Given exercise ::
Every line that contains the word "policy" should be copied out.
***** Data entries
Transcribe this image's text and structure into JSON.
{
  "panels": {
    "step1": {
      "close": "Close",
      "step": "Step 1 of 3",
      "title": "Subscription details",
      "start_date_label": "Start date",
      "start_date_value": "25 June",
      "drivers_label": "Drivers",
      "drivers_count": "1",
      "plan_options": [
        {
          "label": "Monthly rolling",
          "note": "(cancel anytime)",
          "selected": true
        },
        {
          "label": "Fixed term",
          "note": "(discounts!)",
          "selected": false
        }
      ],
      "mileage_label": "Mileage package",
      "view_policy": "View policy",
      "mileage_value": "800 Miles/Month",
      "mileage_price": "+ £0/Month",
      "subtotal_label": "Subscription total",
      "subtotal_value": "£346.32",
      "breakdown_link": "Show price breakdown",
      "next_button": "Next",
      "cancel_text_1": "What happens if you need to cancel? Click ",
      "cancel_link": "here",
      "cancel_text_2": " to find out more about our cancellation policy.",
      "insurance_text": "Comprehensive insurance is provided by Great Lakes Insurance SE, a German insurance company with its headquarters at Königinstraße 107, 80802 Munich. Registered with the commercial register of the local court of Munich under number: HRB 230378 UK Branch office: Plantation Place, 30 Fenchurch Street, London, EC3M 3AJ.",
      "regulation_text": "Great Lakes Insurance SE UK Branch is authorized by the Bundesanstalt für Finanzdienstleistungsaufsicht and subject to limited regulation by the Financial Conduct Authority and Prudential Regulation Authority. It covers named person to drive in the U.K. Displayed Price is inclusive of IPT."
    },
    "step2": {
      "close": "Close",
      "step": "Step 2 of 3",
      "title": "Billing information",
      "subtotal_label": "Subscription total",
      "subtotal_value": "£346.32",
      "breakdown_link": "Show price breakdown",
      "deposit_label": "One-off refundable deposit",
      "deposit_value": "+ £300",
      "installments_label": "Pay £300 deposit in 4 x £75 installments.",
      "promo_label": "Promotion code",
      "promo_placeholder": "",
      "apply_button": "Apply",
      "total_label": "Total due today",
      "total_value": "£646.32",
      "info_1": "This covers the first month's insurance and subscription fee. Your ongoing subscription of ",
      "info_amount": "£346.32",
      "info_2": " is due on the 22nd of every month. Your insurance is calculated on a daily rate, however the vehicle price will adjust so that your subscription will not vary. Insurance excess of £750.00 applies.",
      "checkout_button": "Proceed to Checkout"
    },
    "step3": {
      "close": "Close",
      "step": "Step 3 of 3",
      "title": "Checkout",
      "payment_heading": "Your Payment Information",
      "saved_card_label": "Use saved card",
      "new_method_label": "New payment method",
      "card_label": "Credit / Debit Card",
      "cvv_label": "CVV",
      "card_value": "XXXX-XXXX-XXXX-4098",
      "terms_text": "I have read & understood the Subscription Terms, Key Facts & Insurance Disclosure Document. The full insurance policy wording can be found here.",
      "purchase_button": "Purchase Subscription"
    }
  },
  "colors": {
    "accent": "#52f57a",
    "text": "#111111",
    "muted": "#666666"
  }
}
**********
Task response ::
      "view_policy": "View policy",
      "cancel_text_2": " to find out more about our cancellation policy.",
      "terms_text": "I have read & understood the Subscription Terms, Key Facts & Insurance Disclosure Document. The full insurance policy wording can be found here.",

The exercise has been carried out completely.